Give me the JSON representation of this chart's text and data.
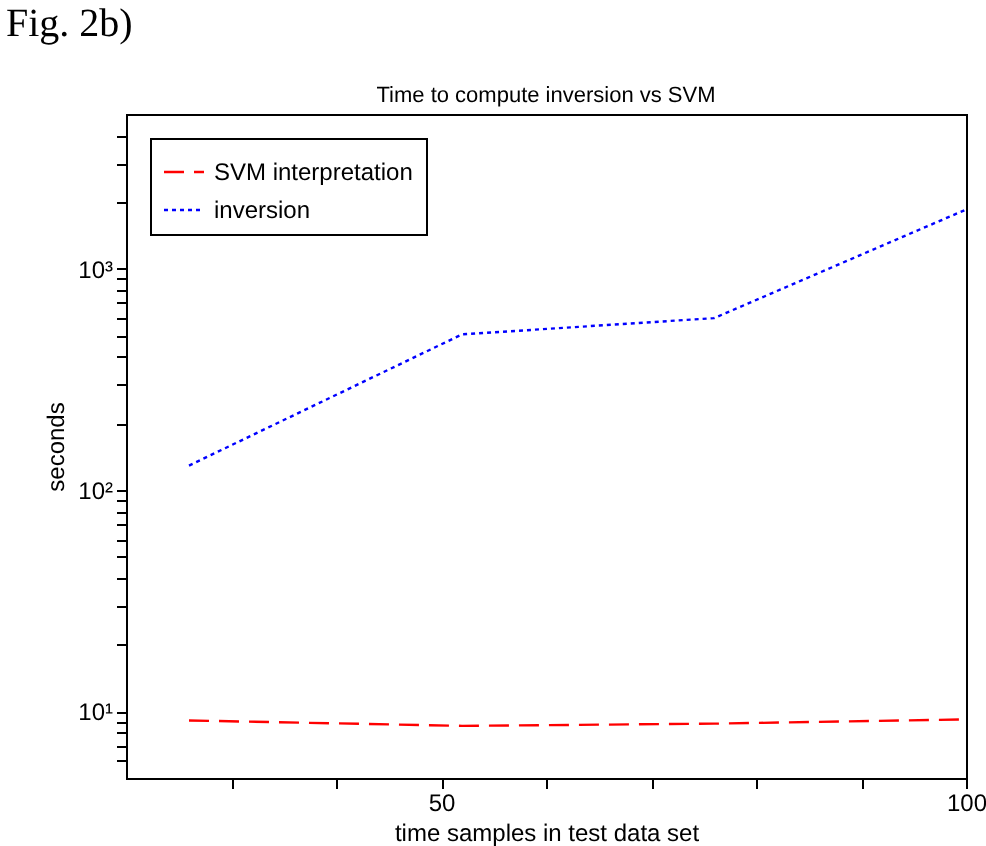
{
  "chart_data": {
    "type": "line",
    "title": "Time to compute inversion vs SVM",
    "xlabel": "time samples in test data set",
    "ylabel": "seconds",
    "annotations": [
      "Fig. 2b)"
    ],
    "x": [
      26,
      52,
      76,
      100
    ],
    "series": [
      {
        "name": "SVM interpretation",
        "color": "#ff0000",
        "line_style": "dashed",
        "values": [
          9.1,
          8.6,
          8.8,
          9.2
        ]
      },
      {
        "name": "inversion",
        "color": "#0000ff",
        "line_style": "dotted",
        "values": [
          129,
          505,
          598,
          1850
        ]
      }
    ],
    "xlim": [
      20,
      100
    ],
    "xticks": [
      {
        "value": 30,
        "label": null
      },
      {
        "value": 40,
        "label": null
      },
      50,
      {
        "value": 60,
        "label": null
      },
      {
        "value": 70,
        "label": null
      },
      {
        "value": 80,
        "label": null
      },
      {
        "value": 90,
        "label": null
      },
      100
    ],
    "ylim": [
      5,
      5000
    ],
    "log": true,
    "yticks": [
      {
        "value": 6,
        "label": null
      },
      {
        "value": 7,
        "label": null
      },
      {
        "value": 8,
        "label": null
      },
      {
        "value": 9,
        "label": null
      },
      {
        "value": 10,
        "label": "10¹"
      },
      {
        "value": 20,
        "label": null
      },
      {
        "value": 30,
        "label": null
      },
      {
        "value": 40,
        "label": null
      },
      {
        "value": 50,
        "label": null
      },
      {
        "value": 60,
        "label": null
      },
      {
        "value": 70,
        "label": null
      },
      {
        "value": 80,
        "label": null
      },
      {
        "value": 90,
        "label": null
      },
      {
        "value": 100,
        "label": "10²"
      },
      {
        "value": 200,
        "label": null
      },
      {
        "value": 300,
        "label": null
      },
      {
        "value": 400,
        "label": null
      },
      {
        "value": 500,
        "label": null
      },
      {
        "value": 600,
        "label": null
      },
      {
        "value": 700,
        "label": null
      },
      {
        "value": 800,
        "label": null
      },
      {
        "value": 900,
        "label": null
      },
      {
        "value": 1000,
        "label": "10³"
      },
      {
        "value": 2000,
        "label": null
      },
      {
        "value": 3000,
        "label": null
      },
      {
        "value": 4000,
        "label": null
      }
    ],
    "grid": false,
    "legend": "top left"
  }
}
--------
▶ PROBLEM DETAILS:
Pictures are excluded; copy every other part of the records exactly.

▶ ANSWER BELOW:
Give me the JSON representation of this chart's text and data.
{
  "chart_data": {
    "type": "line",
    "title": "Time to compute inversion vs SVM",
    "xlabel": "time samples in test data set",
    "ylabel": "seconds",
    "annotations": [
      "Fig. 2b)"
    ],
    "x": [
      26,
      52,
      76,
      100
    ],
    "series": [
      {
        "name": "SVM interpretation",
        "color": "#ff0000",
        "line_style": "dashed",
        "values": [
          9.1,
          8.6,
          8.8,
          9.2
        ]
      },
      {
        "name": "inversion",
        "color": "#0000ff",
        "line_style": "dotted",
        "values": [
          129,
          505,
          598,
          1850
        ]
      }
    ],
    "xlim": [
      20,
      100
    ],
    "xticks": [
      {
        "value": 30,
        "label": null
      },
      {
        "value": 40,
        "label": null
      },
      50,
      {
        "value": 60,
        "label": null
      },
      {
        "value": 70,
        "label": null
      },
      {
        "value": 80,
        "label": null
      },
      {
        "value": 90,
        "label": null
      },
      100
    ],
    "ylim": [
      5,
      5000
    ],
    "log": true,
    "yticks": [
      {
        "value": 6,
        "label": null
      },
      {
        "value": 7,
        "label": null
      },
      {
        "value": 8,
        "label": null
      },
      {
        "value": 9,
        "label": null
      },
      {
        "value": 10,
        "label": "10¹"
      },
      {
        "value": 20,
        "label": null
      },
      {
        "value": 30,
        "label": null
      },
      {
        "value": 40,
        "label": null
      },
      {
        "value": 50,
        "label": null
      },
      {
        "value": 60,
        "label": null
      },
      {
        "value": 70,
        "label": null
      },
      {
        "value": 80,
        "label": null
      },
      {
        "value": 90,
        "label": null
      },
      {
        "value": 100,
        "label": "10²"
      },
      {
        "value": 200,
        "label": null
      },
      {
        "value": 300,
        "label": null
      },
      {
        "value": 400,
        "label": null
      },
      {
        "value": 500,
        "label": null
      },
      {
        "value": 600,
        "label": null
      },
      {
        "value": 700,
        "label": null
      },
      {
        "value": 800,
        "label": null
      },
      {
        "value": 900,
        "label": null
      },
      {
        "value": 1000,
        "label": "10³"
      },
      {
        "value": 2000,
        "label": null
      },
      {
        "value": 3000,
        "label": null
      },
      {
        "value": 4000,
        "label": null
      }
    ],
    "grid": false,
    "legend": "top left"
  }
}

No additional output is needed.